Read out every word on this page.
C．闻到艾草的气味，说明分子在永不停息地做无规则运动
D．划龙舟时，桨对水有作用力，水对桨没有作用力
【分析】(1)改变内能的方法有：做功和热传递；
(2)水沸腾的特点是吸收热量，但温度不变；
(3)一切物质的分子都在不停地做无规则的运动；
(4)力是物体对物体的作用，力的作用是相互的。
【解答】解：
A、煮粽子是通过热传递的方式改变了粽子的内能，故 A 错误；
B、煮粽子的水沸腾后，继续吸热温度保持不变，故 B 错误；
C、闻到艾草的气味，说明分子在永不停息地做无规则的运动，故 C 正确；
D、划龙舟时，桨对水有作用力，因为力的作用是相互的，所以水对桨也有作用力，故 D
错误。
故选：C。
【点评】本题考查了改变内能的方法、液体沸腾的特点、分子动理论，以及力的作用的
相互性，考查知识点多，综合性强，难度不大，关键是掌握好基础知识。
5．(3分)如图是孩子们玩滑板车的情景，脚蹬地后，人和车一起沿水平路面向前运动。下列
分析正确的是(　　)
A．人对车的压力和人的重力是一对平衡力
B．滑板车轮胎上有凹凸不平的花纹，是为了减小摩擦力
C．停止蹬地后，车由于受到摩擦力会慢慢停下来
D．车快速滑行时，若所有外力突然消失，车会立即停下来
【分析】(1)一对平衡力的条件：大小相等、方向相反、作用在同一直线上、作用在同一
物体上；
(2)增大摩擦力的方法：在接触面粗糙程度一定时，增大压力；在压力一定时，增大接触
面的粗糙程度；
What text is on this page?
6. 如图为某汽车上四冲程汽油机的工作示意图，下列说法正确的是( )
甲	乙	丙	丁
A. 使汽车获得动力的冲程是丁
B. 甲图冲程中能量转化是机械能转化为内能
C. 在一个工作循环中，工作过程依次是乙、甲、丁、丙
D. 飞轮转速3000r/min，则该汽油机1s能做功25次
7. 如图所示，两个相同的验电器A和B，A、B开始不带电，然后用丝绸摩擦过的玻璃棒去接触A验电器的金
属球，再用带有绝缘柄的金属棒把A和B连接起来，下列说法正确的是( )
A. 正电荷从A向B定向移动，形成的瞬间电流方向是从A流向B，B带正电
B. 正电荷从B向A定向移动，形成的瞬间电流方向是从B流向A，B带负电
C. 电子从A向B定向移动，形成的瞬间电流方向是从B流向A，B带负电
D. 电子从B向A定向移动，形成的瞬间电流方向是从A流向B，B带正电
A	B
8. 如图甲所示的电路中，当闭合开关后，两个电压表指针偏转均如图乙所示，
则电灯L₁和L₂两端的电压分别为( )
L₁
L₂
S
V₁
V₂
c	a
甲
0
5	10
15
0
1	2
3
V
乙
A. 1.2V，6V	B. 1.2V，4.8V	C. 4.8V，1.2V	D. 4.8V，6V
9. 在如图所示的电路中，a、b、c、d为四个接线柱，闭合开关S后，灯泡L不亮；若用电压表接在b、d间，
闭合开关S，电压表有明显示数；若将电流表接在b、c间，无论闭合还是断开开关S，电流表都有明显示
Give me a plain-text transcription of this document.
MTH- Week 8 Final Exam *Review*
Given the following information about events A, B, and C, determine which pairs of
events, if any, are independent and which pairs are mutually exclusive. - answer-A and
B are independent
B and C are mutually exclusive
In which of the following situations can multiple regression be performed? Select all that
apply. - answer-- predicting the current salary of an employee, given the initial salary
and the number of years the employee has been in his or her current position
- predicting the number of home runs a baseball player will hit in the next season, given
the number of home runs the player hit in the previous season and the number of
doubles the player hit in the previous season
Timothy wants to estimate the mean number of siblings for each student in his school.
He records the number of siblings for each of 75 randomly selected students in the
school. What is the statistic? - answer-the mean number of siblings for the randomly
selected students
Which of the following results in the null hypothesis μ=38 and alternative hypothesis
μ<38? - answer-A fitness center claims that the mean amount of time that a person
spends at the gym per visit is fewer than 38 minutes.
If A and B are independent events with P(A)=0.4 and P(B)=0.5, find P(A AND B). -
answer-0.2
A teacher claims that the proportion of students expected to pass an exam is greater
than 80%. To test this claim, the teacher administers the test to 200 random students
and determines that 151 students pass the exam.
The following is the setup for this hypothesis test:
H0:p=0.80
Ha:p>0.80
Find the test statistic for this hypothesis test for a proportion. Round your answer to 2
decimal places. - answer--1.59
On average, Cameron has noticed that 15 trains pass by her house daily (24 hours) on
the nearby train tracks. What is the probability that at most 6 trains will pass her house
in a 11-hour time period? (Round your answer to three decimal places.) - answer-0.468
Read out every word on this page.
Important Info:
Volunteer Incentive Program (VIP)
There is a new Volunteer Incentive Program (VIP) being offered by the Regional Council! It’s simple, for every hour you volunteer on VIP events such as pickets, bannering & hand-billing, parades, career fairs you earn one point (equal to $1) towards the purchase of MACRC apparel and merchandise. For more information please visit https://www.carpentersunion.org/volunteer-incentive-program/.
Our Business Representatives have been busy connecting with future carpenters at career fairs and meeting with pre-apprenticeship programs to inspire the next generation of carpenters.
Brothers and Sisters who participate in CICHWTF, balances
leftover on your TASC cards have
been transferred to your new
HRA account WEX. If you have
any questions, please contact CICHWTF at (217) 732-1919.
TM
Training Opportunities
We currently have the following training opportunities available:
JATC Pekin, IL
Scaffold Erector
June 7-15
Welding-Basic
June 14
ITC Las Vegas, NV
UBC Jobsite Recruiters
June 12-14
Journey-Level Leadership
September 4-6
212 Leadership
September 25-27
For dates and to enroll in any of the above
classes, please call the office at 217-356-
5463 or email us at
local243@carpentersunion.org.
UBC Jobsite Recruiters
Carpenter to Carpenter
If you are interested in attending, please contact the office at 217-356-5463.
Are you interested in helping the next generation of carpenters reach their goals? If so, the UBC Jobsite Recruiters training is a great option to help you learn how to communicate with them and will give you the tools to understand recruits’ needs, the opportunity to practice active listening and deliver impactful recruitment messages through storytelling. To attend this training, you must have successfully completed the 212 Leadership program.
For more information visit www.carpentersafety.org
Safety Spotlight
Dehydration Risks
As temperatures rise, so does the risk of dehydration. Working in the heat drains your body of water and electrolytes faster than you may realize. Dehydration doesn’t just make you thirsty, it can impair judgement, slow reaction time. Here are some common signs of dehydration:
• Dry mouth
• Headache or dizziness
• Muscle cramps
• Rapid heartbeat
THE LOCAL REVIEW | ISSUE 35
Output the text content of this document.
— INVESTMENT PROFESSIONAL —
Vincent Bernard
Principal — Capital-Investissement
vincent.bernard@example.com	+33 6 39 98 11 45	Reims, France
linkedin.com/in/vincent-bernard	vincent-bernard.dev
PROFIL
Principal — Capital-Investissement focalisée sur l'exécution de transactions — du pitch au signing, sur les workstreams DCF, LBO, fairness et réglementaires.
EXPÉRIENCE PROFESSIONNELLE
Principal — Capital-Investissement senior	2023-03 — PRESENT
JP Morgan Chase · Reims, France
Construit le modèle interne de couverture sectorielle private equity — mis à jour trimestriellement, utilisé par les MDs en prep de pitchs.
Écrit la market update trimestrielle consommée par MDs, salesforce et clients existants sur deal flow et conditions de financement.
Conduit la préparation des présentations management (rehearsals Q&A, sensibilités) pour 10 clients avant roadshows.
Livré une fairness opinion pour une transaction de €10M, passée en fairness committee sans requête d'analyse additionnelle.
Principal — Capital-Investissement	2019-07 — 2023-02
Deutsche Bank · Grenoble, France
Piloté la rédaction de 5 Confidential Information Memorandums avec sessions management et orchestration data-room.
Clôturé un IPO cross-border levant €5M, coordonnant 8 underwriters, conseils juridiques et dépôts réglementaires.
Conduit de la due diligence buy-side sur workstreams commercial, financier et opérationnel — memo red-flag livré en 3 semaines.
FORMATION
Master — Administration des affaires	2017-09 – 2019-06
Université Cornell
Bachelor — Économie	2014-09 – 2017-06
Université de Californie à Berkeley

• • • •

(Given exercise):
Report only the number of lines in the data above that contain "generation".

(Answer for this exercise):
2